Data extracted from a collection:
________________

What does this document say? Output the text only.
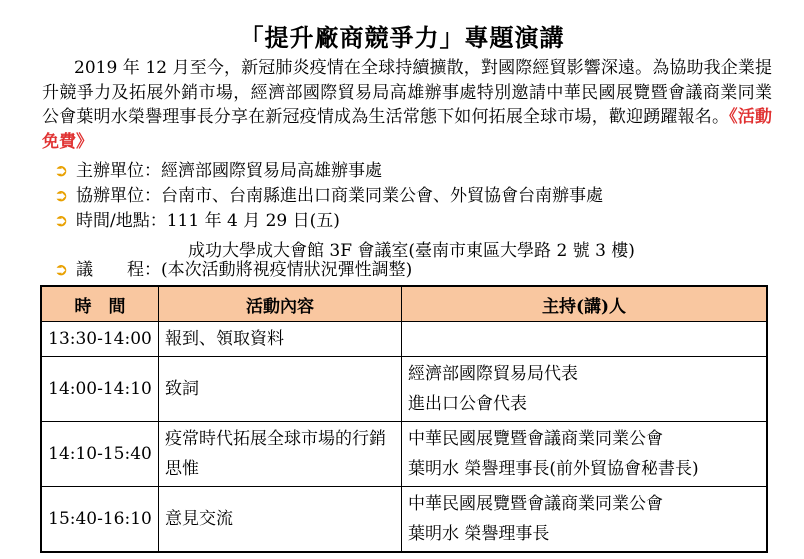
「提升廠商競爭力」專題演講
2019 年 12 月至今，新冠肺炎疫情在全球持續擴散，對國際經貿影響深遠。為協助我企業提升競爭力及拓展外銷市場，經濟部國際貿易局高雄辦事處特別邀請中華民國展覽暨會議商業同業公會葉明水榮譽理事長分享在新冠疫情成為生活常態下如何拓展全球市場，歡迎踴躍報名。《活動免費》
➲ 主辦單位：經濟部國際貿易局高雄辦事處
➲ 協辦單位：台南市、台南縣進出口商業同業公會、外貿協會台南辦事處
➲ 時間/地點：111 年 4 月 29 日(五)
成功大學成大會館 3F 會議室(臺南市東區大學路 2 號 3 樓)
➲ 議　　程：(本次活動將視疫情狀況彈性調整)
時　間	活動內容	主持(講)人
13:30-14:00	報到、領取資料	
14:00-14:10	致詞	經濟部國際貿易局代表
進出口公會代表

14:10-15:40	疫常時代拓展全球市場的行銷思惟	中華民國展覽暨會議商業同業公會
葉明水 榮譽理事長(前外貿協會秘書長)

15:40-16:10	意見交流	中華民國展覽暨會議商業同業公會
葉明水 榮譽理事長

________________

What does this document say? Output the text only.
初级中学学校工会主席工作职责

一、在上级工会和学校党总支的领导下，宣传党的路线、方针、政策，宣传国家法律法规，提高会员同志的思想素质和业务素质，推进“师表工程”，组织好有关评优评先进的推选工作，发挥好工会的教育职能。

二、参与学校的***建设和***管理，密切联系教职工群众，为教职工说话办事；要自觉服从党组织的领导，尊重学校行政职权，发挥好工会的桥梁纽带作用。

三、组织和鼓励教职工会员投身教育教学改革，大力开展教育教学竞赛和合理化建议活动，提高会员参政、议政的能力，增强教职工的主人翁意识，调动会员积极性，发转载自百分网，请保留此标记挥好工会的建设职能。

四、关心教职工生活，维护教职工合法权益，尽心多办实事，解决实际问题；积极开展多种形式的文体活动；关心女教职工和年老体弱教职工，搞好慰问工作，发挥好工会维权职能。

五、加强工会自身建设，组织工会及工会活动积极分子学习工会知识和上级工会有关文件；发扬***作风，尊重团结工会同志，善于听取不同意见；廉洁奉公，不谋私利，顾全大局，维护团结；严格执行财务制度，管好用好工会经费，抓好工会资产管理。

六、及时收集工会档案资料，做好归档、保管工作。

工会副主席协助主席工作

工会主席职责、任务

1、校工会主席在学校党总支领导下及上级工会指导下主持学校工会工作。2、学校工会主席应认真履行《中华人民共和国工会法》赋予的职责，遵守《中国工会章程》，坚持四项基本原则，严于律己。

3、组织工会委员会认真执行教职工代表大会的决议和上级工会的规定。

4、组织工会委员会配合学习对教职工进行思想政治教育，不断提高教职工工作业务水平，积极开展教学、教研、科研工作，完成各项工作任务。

________________

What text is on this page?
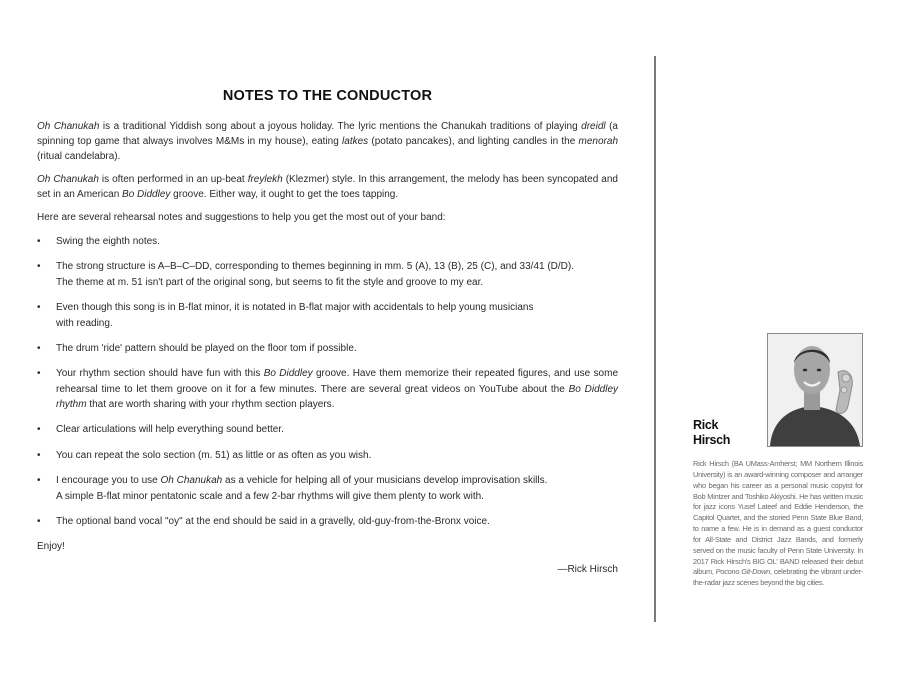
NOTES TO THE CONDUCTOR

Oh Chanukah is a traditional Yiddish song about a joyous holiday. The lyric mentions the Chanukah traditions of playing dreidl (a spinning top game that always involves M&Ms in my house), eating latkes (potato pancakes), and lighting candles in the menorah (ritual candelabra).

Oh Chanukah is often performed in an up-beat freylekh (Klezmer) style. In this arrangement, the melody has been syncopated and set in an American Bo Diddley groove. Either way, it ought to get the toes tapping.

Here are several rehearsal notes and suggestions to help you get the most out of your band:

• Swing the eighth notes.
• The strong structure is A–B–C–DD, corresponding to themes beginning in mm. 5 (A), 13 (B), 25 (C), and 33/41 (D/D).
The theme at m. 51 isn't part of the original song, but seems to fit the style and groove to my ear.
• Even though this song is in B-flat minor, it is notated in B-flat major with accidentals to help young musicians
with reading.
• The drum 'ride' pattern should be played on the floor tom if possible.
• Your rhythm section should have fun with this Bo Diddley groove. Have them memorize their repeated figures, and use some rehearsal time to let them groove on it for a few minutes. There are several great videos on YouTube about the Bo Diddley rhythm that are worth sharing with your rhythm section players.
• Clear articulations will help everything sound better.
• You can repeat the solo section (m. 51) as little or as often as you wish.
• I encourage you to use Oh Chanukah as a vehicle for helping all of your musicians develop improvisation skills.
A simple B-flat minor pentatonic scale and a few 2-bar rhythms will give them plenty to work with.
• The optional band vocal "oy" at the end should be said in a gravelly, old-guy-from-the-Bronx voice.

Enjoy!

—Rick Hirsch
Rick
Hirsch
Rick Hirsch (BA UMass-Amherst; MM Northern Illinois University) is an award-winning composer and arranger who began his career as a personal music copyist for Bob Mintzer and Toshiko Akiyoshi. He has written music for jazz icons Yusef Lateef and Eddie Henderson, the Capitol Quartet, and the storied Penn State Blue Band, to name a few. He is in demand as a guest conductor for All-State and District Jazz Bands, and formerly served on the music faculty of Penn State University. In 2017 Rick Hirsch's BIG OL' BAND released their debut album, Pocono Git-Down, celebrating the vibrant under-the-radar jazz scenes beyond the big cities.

________________

* _What to work on_
Identify the lines above with the word "minor". Copy them.

* _Task result_
• Even though this song is in B-flat minor, it is notated in B-flat major with accidentals to help young musicians
A simple B-flat minor pentatonic scale and a few 2-bar rhythms will give them plenty to work with.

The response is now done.